- **Record extracts**:
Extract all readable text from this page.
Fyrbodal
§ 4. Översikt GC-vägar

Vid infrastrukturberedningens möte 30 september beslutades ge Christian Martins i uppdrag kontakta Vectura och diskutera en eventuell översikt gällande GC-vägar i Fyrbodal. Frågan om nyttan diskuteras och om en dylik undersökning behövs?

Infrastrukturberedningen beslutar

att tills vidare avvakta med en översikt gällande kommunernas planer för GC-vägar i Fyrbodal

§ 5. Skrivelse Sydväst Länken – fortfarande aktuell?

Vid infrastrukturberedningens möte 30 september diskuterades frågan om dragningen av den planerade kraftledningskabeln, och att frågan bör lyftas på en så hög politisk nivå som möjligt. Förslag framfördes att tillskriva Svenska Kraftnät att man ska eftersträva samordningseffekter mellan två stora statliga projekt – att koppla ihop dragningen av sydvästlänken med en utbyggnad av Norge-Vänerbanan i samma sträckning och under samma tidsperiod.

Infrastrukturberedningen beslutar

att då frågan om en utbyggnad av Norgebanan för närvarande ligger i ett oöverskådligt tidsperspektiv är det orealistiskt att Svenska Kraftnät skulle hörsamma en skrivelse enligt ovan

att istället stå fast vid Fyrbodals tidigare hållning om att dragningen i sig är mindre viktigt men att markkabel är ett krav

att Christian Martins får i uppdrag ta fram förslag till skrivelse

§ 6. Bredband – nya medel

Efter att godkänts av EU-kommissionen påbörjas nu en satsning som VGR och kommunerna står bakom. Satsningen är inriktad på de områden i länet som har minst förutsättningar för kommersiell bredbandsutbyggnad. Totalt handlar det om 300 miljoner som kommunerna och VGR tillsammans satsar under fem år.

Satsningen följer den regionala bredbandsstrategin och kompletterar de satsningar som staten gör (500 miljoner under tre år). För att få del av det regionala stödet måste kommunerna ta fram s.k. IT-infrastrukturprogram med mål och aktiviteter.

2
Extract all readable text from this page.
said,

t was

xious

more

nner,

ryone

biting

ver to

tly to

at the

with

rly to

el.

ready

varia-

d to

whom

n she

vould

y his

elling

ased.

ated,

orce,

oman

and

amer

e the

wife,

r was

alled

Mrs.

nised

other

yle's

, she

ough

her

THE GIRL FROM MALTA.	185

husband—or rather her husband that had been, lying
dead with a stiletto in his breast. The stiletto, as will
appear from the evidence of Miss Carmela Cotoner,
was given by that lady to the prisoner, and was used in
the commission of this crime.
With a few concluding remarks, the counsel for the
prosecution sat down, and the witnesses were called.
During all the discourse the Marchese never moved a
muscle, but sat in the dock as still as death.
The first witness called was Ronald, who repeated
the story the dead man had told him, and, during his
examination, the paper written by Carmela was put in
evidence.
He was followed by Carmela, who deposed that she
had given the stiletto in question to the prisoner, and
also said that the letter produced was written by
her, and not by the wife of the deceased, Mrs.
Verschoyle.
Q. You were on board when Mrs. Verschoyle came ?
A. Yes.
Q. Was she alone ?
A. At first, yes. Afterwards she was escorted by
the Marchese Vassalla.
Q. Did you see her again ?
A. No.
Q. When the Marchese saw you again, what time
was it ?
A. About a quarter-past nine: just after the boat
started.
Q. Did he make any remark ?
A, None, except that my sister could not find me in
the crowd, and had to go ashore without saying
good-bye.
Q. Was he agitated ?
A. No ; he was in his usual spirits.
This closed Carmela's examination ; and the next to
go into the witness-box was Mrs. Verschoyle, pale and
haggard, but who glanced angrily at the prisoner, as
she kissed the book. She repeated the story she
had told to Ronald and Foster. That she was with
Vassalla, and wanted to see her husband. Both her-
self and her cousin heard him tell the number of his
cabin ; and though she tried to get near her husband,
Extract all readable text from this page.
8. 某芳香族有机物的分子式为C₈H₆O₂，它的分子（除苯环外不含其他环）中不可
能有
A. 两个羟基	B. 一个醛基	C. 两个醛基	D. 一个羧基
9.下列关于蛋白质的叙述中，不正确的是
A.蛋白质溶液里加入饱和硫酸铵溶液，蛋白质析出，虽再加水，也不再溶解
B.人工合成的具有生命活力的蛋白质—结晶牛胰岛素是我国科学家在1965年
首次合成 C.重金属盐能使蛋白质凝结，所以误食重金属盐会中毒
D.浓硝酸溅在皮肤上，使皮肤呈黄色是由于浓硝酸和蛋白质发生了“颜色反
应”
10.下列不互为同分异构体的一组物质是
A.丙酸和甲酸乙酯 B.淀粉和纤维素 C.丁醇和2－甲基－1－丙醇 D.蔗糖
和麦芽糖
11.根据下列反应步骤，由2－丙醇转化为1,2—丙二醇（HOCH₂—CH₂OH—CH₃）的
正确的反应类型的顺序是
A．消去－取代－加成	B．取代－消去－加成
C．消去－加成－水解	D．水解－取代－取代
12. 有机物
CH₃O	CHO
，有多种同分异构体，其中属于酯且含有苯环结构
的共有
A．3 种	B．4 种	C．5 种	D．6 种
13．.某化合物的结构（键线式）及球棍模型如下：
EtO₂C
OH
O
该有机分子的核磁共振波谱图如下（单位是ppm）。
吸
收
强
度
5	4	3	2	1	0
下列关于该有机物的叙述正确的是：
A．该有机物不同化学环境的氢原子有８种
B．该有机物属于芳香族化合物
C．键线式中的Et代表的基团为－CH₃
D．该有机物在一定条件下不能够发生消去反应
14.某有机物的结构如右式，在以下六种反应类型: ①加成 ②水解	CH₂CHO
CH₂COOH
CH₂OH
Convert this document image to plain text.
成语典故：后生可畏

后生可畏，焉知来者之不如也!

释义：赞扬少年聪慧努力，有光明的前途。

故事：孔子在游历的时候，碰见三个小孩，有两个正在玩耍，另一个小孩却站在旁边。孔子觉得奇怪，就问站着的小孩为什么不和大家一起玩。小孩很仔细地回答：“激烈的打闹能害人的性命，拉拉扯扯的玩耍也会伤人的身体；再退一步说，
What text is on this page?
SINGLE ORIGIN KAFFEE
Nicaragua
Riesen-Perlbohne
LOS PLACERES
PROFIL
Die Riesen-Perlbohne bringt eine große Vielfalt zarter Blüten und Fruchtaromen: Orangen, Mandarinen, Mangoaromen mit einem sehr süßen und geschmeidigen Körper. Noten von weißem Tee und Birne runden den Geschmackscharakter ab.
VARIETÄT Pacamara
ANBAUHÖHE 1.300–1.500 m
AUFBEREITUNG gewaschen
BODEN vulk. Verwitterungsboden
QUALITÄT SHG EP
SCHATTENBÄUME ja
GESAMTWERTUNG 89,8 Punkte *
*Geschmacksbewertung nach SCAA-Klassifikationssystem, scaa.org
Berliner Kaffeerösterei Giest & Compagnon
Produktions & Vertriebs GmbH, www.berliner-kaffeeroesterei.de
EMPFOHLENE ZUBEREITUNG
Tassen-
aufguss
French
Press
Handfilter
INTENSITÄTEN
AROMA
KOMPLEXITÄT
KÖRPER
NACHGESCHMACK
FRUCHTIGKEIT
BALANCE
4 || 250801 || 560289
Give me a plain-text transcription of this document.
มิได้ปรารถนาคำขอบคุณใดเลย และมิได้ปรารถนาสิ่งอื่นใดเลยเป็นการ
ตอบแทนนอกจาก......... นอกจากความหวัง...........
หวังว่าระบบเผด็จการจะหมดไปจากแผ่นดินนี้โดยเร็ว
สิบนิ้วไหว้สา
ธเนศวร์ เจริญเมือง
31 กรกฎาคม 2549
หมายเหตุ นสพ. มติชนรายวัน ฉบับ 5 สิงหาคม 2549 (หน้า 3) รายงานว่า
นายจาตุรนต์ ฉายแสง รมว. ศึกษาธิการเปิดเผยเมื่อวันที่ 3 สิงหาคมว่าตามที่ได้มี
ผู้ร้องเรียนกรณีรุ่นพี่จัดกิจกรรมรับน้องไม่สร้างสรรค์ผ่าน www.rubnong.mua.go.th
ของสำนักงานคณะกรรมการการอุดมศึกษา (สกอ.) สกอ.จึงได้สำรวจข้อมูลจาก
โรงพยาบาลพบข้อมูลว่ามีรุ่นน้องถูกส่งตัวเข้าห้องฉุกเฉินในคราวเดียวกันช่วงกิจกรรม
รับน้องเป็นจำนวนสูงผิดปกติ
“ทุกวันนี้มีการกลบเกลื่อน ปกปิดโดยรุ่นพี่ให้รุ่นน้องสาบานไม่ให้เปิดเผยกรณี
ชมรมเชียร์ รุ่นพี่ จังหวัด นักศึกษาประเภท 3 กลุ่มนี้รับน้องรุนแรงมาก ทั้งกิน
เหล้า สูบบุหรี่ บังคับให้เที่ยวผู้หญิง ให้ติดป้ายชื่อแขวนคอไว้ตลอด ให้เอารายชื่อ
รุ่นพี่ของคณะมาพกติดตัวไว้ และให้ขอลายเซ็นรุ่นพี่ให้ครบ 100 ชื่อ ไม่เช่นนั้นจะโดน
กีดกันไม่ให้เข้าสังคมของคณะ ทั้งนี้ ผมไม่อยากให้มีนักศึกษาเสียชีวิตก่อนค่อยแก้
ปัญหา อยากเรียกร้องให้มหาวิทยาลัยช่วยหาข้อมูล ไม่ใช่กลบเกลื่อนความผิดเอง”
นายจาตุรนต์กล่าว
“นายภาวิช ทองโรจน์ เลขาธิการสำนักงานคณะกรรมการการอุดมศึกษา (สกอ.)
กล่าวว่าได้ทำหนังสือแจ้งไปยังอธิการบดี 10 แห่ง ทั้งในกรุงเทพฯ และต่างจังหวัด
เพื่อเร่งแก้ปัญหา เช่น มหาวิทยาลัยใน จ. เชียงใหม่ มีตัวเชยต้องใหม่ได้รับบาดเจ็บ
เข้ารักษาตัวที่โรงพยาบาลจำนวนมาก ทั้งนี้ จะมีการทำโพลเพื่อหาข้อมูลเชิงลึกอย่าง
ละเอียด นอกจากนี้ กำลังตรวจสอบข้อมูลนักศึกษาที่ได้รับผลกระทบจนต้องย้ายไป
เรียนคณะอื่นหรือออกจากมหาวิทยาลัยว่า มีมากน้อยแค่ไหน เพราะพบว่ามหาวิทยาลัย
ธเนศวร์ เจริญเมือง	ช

- **What is required**: In the data above, how many lines contain the string "plain"? Answer with the number only.

- **Response to the exercise**: 2